[start of GIVEN RECORDS]

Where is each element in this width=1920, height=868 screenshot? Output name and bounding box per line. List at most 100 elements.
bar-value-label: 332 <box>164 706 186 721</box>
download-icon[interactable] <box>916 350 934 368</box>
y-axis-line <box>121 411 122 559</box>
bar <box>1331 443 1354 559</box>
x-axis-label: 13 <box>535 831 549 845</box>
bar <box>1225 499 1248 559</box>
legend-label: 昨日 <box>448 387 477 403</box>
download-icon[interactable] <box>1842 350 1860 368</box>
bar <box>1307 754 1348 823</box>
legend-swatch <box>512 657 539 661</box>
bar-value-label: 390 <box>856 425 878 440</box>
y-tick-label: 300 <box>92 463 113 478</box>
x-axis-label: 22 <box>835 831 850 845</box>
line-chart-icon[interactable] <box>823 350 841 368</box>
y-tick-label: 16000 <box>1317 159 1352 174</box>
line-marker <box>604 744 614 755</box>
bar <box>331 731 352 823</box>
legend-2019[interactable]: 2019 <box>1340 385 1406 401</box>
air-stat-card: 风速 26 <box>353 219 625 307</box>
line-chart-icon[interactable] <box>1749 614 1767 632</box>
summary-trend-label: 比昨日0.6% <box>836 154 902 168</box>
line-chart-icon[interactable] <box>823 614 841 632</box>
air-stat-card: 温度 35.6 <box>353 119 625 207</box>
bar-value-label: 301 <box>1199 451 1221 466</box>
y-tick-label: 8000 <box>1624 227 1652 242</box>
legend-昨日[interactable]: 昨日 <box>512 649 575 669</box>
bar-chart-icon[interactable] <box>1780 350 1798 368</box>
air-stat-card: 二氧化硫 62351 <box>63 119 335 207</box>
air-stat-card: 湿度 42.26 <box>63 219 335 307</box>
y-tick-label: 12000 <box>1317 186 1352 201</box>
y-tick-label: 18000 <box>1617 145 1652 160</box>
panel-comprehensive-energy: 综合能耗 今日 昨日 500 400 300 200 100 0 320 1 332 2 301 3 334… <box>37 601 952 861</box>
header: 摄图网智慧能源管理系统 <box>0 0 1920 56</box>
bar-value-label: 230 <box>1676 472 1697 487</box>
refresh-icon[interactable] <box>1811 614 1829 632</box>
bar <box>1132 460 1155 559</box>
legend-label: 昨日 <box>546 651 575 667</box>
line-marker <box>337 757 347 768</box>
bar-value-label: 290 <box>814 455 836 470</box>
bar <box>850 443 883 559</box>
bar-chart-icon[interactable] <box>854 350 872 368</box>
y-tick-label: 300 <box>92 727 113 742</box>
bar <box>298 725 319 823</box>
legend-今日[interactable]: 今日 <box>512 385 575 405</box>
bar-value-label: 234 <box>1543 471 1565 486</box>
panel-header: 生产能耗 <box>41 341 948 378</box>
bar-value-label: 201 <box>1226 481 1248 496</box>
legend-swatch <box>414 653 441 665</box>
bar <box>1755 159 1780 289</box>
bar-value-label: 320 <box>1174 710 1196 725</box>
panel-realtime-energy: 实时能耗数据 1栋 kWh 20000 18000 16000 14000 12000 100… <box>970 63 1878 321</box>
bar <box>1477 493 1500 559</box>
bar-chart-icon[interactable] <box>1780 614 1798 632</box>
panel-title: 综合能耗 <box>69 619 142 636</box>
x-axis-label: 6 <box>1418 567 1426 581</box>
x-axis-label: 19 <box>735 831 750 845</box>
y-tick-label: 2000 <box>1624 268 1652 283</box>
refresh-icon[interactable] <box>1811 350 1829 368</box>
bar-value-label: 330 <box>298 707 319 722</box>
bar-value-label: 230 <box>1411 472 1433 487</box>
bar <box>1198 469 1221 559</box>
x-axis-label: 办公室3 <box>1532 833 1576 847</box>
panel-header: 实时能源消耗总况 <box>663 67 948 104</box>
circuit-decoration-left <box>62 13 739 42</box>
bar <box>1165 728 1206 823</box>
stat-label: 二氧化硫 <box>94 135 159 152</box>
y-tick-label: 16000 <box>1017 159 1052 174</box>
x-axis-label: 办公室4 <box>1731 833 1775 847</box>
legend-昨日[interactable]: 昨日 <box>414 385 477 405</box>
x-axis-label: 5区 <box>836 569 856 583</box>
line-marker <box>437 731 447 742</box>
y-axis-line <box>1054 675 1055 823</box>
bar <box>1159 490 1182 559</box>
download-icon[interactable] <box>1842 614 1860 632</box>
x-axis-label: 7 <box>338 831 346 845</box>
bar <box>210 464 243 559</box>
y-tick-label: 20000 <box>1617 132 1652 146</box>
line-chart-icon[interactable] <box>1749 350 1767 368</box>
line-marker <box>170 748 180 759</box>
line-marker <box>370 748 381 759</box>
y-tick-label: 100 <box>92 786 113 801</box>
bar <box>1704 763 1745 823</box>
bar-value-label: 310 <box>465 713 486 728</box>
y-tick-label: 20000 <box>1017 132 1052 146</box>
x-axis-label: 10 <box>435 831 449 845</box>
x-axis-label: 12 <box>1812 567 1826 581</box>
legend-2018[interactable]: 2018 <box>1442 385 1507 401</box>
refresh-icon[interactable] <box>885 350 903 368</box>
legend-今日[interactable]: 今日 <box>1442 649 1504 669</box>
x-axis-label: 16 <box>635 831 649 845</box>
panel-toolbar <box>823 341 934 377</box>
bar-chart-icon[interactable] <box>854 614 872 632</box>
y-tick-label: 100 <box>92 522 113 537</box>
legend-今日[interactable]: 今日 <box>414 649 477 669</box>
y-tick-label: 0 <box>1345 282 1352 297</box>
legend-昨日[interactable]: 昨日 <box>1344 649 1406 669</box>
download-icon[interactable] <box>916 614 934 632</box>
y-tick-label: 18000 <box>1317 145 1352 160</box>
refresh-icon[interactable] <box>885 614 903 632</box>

[end of GIVEN RECORDS]

**THE TASK:** Count how many of the lines above contain the string "download", with case counting, and reply with the number alone.

**WORKED SOLUTION:** 4